**TASK REQUIREMENTS**
Copy out each line below exactly as it appears.

Recorded data
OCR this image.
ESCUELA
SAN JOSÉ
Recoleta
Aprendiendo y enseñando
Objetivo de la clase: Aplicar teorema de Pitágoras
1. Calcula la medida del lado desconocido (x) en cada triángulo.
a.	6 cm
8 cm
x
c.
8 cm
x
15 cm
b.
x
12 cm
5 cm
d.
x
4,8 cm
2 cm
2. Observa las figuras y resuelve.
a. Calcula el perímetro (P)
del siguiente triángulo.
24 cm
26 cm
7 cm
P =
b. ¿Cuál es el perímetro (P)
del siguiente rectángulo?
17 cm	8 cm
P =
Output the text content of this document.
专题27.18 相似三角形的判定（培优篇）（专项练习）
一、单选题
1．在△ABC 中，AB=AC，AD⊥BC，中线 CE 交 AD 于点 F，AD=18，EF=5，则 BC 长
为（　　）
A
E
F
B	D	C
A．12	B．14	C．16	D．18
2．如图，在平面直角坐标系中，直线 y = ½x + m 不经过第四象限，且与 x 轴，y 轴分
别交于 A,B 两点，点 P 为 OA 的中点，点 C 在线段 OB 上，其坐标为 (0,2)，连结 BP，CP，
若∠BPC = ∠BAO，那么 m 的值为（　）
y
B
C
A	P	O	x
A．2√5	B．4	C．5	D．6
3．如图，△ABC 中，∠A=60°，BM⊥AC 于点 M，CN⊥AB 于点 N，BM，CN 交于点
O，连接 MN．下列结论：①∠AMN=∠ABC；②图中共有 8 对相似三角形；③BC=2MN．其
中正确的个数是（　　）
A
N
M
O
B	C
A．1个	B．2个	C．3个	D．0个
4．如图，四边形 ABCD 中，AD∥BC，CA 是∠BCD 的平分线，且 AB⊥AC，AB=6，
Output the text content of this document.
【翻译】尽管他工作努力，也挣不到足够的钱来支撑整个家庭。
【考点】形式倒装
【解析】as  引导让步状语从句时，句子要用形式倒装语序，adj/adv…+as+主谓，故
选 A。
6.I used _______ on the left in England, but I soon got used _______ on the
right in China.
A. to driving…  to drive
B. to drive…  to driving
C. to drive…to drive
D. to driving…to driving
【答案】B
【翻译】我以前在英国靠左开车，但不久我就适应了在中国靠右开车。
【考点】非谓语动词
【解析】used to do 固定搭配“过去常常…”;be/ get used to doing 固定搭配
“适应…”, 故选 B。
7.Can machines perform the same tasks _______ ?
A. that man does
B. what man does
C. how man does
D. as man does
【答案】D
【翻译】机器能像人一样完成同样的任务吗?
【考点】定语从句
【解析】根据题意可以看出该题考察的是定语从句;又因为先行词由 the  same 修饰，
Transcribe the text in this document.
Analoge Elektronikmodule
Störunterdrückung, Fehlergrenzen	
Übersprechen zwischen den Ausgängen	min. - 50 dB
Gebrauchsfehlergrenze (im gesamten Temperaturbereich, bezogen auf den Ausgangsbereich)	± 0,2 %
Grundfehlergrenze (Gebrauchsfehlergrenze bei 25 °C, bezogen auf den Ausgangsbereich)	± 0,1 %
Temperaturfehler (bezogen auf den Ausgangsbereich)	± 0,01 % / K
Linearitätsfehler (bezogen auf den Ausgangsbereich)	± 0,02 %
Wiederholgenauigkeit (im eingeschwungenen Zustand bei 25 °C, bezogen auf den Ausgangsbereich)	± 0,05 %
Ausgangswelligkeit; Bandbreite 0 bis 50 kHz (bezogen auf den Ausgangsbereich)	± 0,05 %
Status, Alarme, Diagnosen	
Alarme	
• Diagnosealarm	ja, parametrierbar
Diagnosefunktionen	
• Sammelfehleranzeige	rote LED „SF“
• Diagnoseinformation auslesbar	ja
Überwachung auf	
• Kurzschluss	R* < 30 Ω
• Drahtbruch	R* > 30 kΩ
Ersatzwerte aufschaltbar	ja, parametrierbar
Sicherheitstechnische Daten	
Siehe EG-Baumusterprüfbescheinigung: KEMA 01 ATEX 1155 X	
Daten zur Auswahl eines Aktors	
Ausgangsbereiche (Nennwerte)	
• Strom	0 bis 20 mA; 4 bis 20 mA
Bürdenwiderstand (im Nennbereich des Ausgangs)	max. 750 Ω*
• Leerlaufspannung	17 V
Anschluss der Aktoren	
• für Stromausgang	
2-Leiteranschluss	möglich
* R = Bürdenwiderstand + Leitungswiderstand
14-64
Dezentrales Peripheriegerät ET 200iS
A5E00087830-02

**ANSWER BELOW**
OCR this image.
ESCUELA
SAN JOSÉ
Recoleta
Aprendiendo y enseñando
Objetivo de la clase: Aplicar teorema de Pitágoras
1. Calcula la medida del lado desconocido (x) en cada triángulo.
a.	6 cm
8 cm
x
c.
8 cm
x
15 cm
b.
x
12 cm
5 cm
d.
x
4,8 cm
2 cm
2. Observa las figuras y resuelve.
a. Calcula el perímetro (P)
del siguiente triángulo.
24 cm
26 cm
7 cm
P =
b. ¿Cuál es el perímetro (P)
del siguiente rectángulo?
17 cm	8 cm
P =
Output the text content of this document.
专题27.18 相似三角形的判定（培优篇）（专项练习）
一、单选题
1．在△ABC 中，AB=AC，AD⊥BC，中线 CE 交 AD 于点 F，AD=18，EF=5，则 BC 长
为（　　）
A
E
F
B	D	C
A．12	B．14	C．16	D．18
2．如图，在平面直角坐标系中，直线 y = ½x + m 不经过第四象限，且与 x 轴，y 轴分
别交于 A,B 两点，点 P 为 OA 的中点，点 C 在线段 OB 上，其坐标为 (0,2)，连结 BP，CP，
若∠BPC = ∠BAO，那么 m 的值为（　）
y
B
C
A	P	O	x
A．2√5	B．4	C．5	D．6
3．如图，△ABC 中，∠A=60°，BM⊥AC 于点 M，CN⊥AB 于点 N，BM，CN 交于点
O，连接 MN．下列结论：①∠AMN=∠ABC；②图中共有 8 对相似三角形；③BC=2MN．其
中正确的个数是（　　）
A
N
M
O
B	C
A．1个	B．2个	C．3个	D．0个
4．如图，四边形 ABCD 中，AD∥BC，CA 是∠BCD 的平分线，且 AB⊥AC，AB=6，
Output the text content of this document.
【翻译】尽管他工作努力，也挣不到足够的钱来支撑整个家庭。
【考点】形式倒装
【解析】as  引导让步状语从句时，句子要用形式倒装语序，adj/adv…+as+主谓，故
选 A。
6.I used _______ on the left in England, but I soon got used _______ on the
right in China.
A. to driving…  to drive
B. to drive…  to driving
C. to drive…to drive
D. to driving…to driving
【答案】B
【翻译】我以前在英国靠左开车，但不久我就适应了在中国靠右开车。
【考点】非谓语动词
【解析】used to do 固定搭配“过去常常…”;be/ get used to doing 固定搭配
“适应…”, 故选 B。
7.Can machines perform the same tasks _______ ?
A. that man does
B. what man does
C. how man does
D. as man does
【答案】D
【翻译】机器能像人一样完成同样的任务吗?
【考点】定语从句
【解析】根据题意可以看出该题考察的是定语从句;又因为先行词由 the  same 修饰，
Transcribe the text in this document.
Analoge Elektronikmodule
Störunterdrückung, Fehlergrenzen	
Übersprechen zwischen den Ausgängen	min. - 50 dB
Gebrauchsfehlergrenze (im gesamten Temperaturbereich, bezogen auf den Ausgangsbereich)	± 0,2 %
Grundfehlergrenze (Gebrauchsfehlergrenze bei 25 °C, bezogen auf den Ausgangsbereich)	± 0,1 %
Temperaturfehler (bezogen auf den Ausgangsbereich)	± 0,01 % / K
Linearitätsfehler (bezogen auf den Ausgangsbereich)	± 0,02 %
Wiederholgenauigkeit (im eingeschwungenen Zustand bei 25 °C, bezogen auf den Ausgangsbereich)	± 0,05 %
Ausgangswelligkeit; Bandbreite 0 bis 50 kHz (bezogen auf den Ausgangsbereich)	± 0,05 %
Status, Alarme, Diagnosen	
Alarme	
• Diagnosealarm	ja, parametrierbar
Diagnosefunktionen	
• Sammelfehleranzeige	rote LED „SF“
• Diagnoseinformation auslesbar	ja
Überwachung auf	
• Kurzschluss	R* < 30 Ω
• Drahtbruch	R* > 30 kΩ
Ersatzwerte aufschaltbar	ja, parametrierbar
Sicherheitstechnische Daten	
Siehe EG-Baumusterprüfbescheinigung: KEMA 01 ATEX 1155 X	
Daten zur Auswahl eines Aktors	
Ausgangsbereiche (Nennwerte)	
• Strom	0 bis 20 mA; 4 bis 20 mA
Bürdenwiderstand (im Nennbereich des Ausgangs)	max. 750 Ω*
• Leerlaufspannung	17 V
Anschluss der Aktoren	
• für Stromausgang	
2-Leiteranschluss	möglich
* R = Bürdenwiderstand + Leitungswiderstand
14-64
Dezentrales Peripheriegerät ET 200iS
A5E00087830-02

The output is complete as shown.